→ **Set problem**
Reproduce the data below in full and exclude every picture.

→ **Task input**
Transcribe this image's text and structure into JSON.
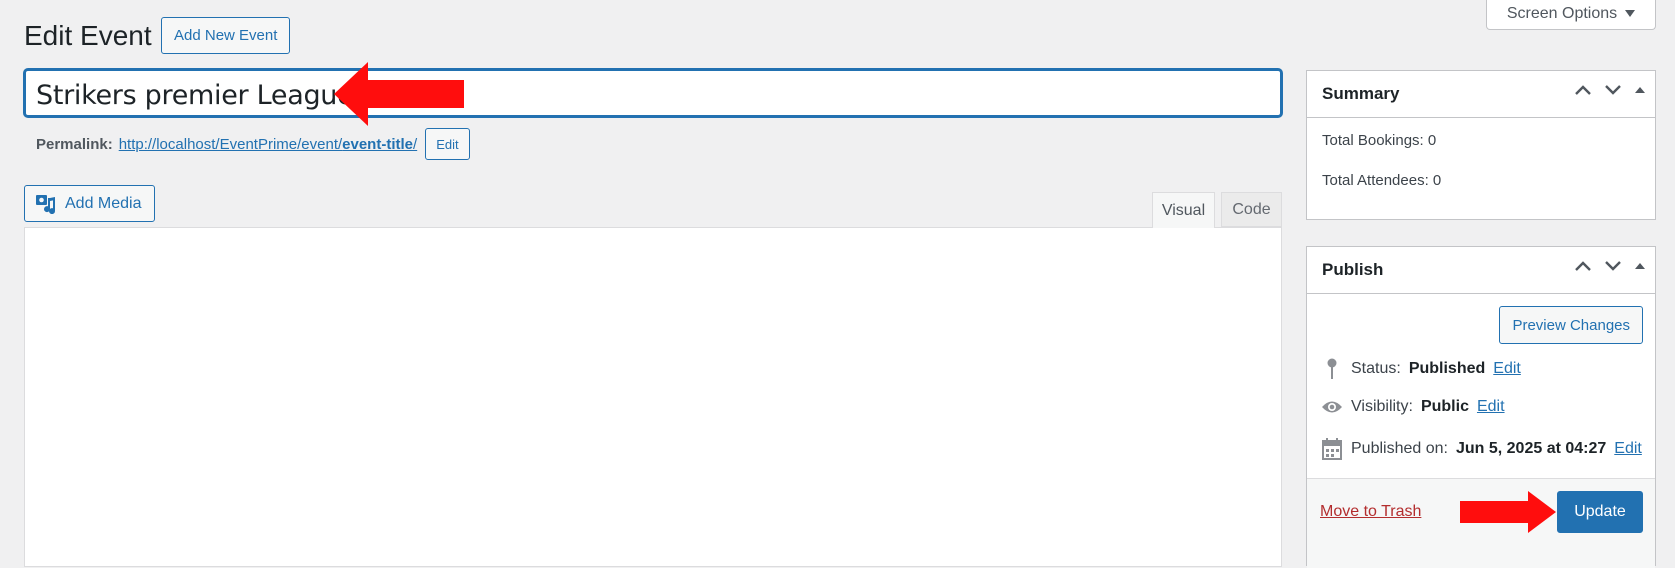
{
  "screen_options": {
    "label": "Screen Options"
  },
  "header": {
    "title": "Edit Event",
    "add_new_label": "Add New Event"
  },
  "post": {
    "title": "Strikers premier League"
  },
  "permalink": {
    "label": "Permalink:",
    "url_base": "http://localhost/EventPrime/event/",
    "slug": "event-title",
    "trailing": "/",
    "edit_label": "Edit"
  },
  "editor": {
    "add_media_label": "Add Media",
    "tabs": [
      {
        "label": "Visual",
        "active": true
      },
      {
        "label": "Code",
        "active": false
      }
    ]
  },
  "summary": {
    "title": "Summary",
    "total_bookings": "Total Bookings: 0",
    "total_attendees": "Total Attendees: 0"
  },
  "publish": {
    "title": "Publish",
    "preview_label": "Preview Changes",
    "status_label": "Status:",
    "status_value": "Published",
    "visibility_label": "Visibility:",
    "visibility_value": "Public",
    "published_label": "Published on:",
    "published_value": "Jun 5, 2025 at 04:27",
    "edit_label": "Edit",
    "trash_label": "Move to Trash",
    "update_label": "Update"
  },
  "colors": {
    "accent": "#2271b1",
    "annotation_arrow": "#ff0000",
    "trash": "#b32d2e"
  },
  "annotations": [
    "red-arrow-pointing-at-title",
    "red-arrow-pointing-at-update"
  ]
}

→ **Answer to the problem**
Transcribe this image's text and structure into JSON.
{
  "screen_options": {
    "label": "Screen Options"
  },
  "header": {
    "title": "Edit Event",
    "add_new_label": "Add New Event"
  },
  "post": {
    "title": "Strikers premier League"
  },
  "permalink": {
    "label": "Permalink:",
    "url_base": "http://localhost/EventPrime/event/",
    "slug": "event-title",
    "trailing": "/",
    "edit_label": "Edit"
  },
  "editor": {
    "add_media_label": "Add Media",
    "tabs": [
      {
        "label": "Visual",
        "active": true
      },
      {
        "label": "Code",
        "active": false
      }
    ]
  },
  "summary": {
    "title": "Summary",
    "total_bookings": "Total Bookings: 0",
    "total_attendees": "Total Attendees: 0"
  },
  "publish": {
    "title": "Publish",
    "preview_label": "Preview Changes",
    "status_label": "Status:",
    "status_value": "Published",
    "visibility_label": "Visibility:",
    "visibility_value": "Public",
    "published_label": "Published on:",
    "published_value": "Jun 5, 2025 at 04:27",
    "edit_label": "Edit",
    "trash_label": "Move to Trash",
    "update_label": "Update"
  },
  "colors": {
    "accent": "#2271b1",
    "annotation_arrow": "#ff0000",
    "trash": "#b32d2e"
  },
  "annotations": [
    "red-arrow-pointing-at-title",
    "red-arrow-pointing-at-update"
  ]
}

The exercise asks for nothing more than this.